[Dataset excerpts]

+++

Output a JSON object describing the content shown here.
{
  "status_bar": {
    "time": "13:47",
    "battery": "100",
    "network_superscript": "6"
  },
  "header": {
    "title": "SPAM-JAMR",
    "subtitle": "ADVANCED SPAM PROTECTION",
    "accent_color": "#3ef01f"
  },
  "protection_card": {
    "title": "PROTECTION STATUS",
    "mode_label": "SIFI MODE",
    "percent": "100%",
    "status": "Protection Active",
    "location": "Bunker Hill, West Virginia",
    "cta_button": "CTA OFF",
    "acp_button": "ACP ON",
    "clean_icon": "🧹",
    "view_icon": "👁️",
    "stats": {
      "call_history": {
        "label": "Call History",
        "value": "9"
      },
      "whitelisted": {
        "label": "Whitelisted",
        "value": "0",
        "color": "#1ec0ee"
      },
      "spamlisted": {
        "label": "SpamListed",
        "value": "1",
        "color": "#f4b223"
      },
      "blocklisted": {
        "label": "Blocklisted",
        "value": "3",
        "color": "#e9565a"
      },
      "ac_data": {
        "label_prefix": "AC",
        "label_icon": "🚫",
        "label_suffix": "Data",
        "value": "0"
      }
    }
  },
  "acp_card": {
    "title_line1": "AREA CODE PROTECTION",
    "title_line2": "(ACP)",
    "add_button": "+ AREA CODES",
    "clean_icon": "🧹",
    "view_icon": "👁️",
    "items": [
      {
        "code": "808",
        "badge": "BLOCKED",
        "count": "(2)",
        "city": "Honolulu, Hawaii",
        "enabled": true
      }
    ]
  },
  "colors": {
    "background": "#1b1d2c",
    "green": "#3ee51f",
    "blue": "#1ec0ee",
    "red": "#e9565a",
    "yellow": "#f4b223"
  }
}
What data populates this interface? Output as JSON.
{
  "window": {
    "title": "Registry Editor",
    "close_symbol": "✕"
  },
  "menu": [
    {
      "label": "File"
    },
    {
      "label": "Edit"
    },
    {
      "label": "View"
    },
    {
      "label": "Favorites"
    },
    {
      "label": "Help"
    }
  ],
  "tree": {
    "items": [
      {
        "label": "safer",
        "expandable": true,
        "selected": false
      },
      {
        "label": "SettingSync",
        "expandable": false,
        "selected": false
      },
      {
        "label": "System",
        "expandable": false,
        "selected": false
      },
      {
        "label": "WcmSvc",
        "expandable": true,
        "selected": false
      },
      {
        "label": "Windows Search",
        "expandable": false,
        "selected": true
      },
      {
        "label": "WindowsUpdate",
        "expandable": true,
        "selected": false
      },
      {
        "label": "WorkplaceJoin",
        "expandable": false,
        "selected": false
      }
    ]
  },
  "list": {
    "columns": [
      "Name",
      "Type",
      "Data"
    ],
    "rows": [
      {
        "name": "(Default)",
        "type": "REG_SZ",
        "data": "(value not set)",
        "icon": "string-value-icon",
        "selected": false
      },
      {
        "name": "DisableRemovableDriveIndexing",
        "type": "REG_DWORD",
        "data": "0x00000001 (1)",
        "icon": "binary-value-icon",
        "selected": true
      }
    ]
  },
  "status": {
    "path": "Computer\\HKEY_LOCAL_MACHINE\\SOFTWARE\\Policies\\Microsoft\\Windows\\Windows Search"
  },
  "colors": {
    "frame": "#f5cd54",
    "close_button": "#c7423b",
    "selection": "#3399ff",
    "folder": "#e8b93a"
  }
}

+++

> _The task_
Reproduce each entry from the records above, character for character.

> _Final result_
Output a JSON object describing the content shown here.
{
  "status_bar": {
    "time": "13:47",
    "battery": "100",
    "network_superscript": "6"
  },
  "header": {
    "title": "SPAM-JAMR",
    "subtitle": "ADVANCED SPAM PROTECTION",
    "accent_color": "#3ef01f"
  },
  "protection_card": {
    "title": "PROTECTION STATUS",
    "mode_label": "SIFI MODE",
    "percent": "100%",
    "status": "Protection Active",
    "location": "Bunker Hill, West Virginia",
    "cta_button": "CTA OFF",
    "acp_button": "ACP ON",
    "clean_icon": "🧹",
    "view_icon": "👁️",
    "stats": {
      "call_history": {
        "label": "Call History",
        "value": "9"
      },
      "whitelisted": {
        "label": "Whitelisted",
        "value": "0",
        "color": "#1ec0ee"
      },
      "spamlisted": {
        "label": "SpamListed",
        "value": "1",
        "color": "#f4b223"
      },
      "blocklisted": {
        "label": "Blocklisted",
        "value": "3",
        "color": "#e9565a"
      },
      "ac_data": {
        "label_prefix": "AC",
        "label_icon": "🚫",
        "label_suffix": "Data",
        "value": "0"
      }
    }
  },
  "acp_card": {
    "title_line1": "AREA CODE PROTECTION",
    "title_line2": "(ACP)",
    "add_button": "+ AREA CODES",
    "clean_icon": "🧹",
    "view_icon": "👁️",
    "items": [
      {
        "code": "808",
        "badge": "BLOCKED",
        "count": "(2)",
        "city": "Honolulu, Hawaii",
        "enabled": true
      }
    ]
  },
  "colors": {
    "background": "#1b1d2c",
    "green": "#3ee51f",
    "blue": "#1ec0ee",
    "red": "#e9565a",
    "yellow": "#f4b223"
  }
}
What data populates this interface? Output as JSON.
{
  "window": {
    "title": "Registry Editor",
    "close_symbol": "✕"
  },
  "menu": [
    {
      "label": "File"
    },
    {
      "label": "Edit"
    },
    {
      "label": "View"
    },
    {
      "label": "Favorites"
    },
    {
      "label": "Help"
    }
  ],
  "tree": {
    "items": [
      {
        "label": "safer",
        "expandable": true,
        "selected": false
      },
      {
        "label": "SettingSync",
        "expandable": false,
        "selected": false
      },
      {
        "label": "System",
        "expandable": false,
        "selected": false
      },
      {
        "label": "WcmSvc",
        "expandable": true,
        "selected": false
      },
      {
        "label": "Windows Search",
        "expandable": false,
        "selected": true
      },
      {
        "label": "WindowsUpdate",
        "expandable": true,
        "selected": false
      },
      {
        "label": "WorkplaceJoin",
        "expandable": false,
        "selected": false
      }
    ]
  },
  "list": {
    "columns": [
      "Name",
      "Type",
      "Data"
    ],
    "rows": [
      {
        "name": "(Default)",
        "type": "REG_SZ",
        "data": "(value not set)",
        "icon": "string-value-icon",
        "selected": false
      },
      {
        "name": "DisableRemovableDriveIndexing",
        "type": "REG_DWORD",
        "data": "0x00000001 (1)",
        "icon": "binary-value-icon",
        "selected": true
      }
    ]
  },
  "status": {
    "path": "Computer\\HKEY_LOCAL_MACHINE\\SOFTWARE\\Policies\\Microsoft\\Windows\\Windows Search"
  },
  "colors": {
    "frame": "#f5cd54",
    "close_button": "#c7423b",
    "selection": "#3399ff",
    "folder": "#e8b93a"
  }
}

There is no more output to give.